[The task] Reproduce the listing below exactly, minus its pictures.

[Stored data]
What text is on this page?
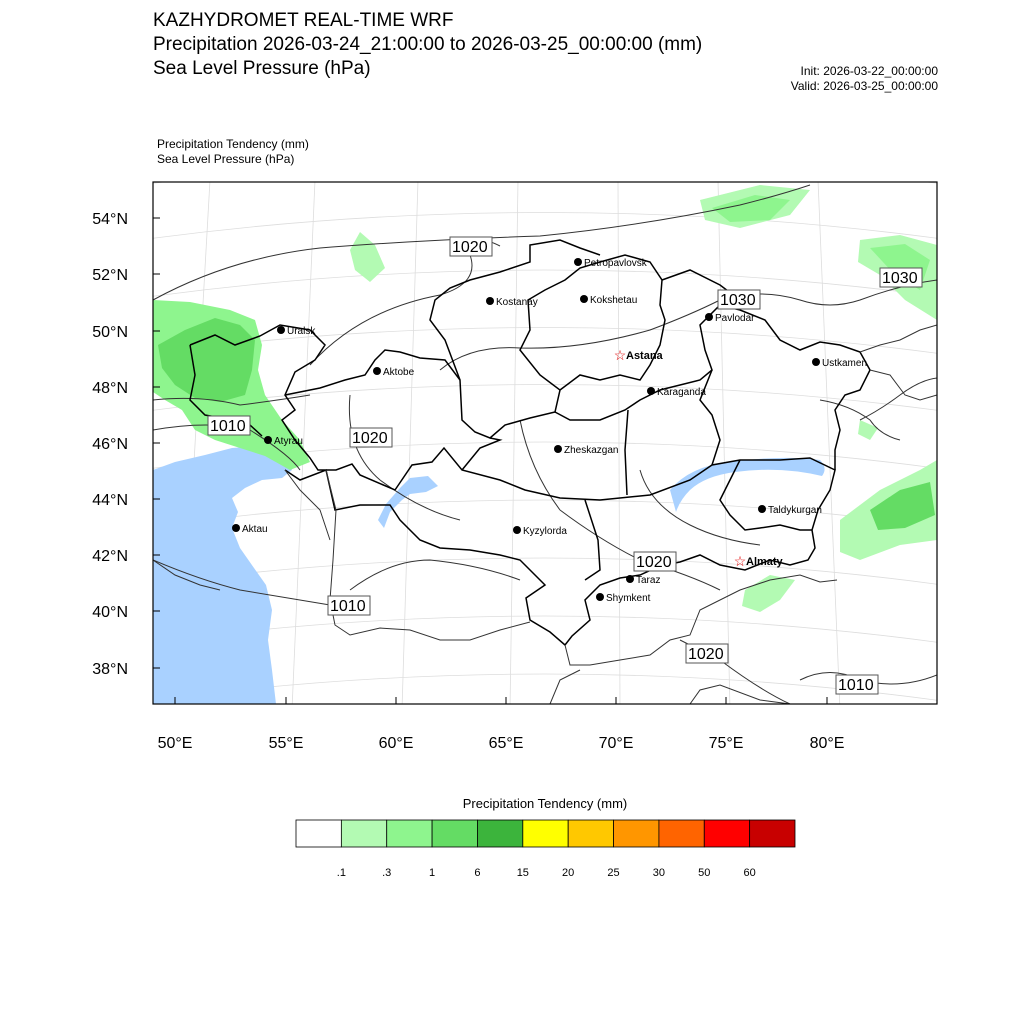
KAZHYDROMET REAL-TIME WRF
Precipitation 2026-03-24_21:00:00 to 2026-03-25_00:00:00 (mm)
Sea Level Pressure (hPa)	Init: 2026-03-22_00:00:00
Valid: 2026-03-25_00:00:00
Precipitation Tendency (mm)
Sea Level Pressure (hPa)
54°N
52°N
50°N
48°N
46°N
44°N
42°N
40°N
38°N
50°E	55°E	60°E	65°E	70°E	75°E	80°E
1020
1030
1030
1010
1020
1020
1010
1020
1010
Petropavlovsk
Kostanay	Kokshetau
Pavlodar
Uralsk
☆ Astana
Ustkamen
Aktobe
Karaganda
Atyrau
Zheskazgan
Aktau	Kyzylorda
Taldykurgan
☆ Almaty
Taraz
Shymkent
Precipitation Tendency (mm)
.1	.3	1	6	15	20	25	30	50	60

[Result for this task]
What text is on this page?
KAZHYDROMET REAL-TIME WRF
Precipitation 2026-03-24_21:00:00 to 2026-03-25_00:00:00 (mm)
Sea Level Pressure (hPa)	Init: 2026-03-22_00:00:00
Valid: 2026-03-25_00:00:00
Precipitation Tendency (mm)
Sea Level Pressure (hPa)
54°N
52°N
50°N
48°N
46°N
44°N
42°N
40°N
38°N
50°E	55°E	60°E	65°E	70°E	75°E	80°E
1020
1030
1030
1010
1020
1020
1010
1020
1010
Petropavlovsk
Kostanay	Kokshetau
Pavlodar
Uralsk
☆ Astana
Ustkamen
Aktobe
Karaganda
Atyrau
Zheskazgan
Aktau	Kyzylorda
Taldykurgan
☆ Almaty
Taraz
Shymkent
Precipitation Tendency (mm)
.1	.3	1	6	15	20	25	30	50	60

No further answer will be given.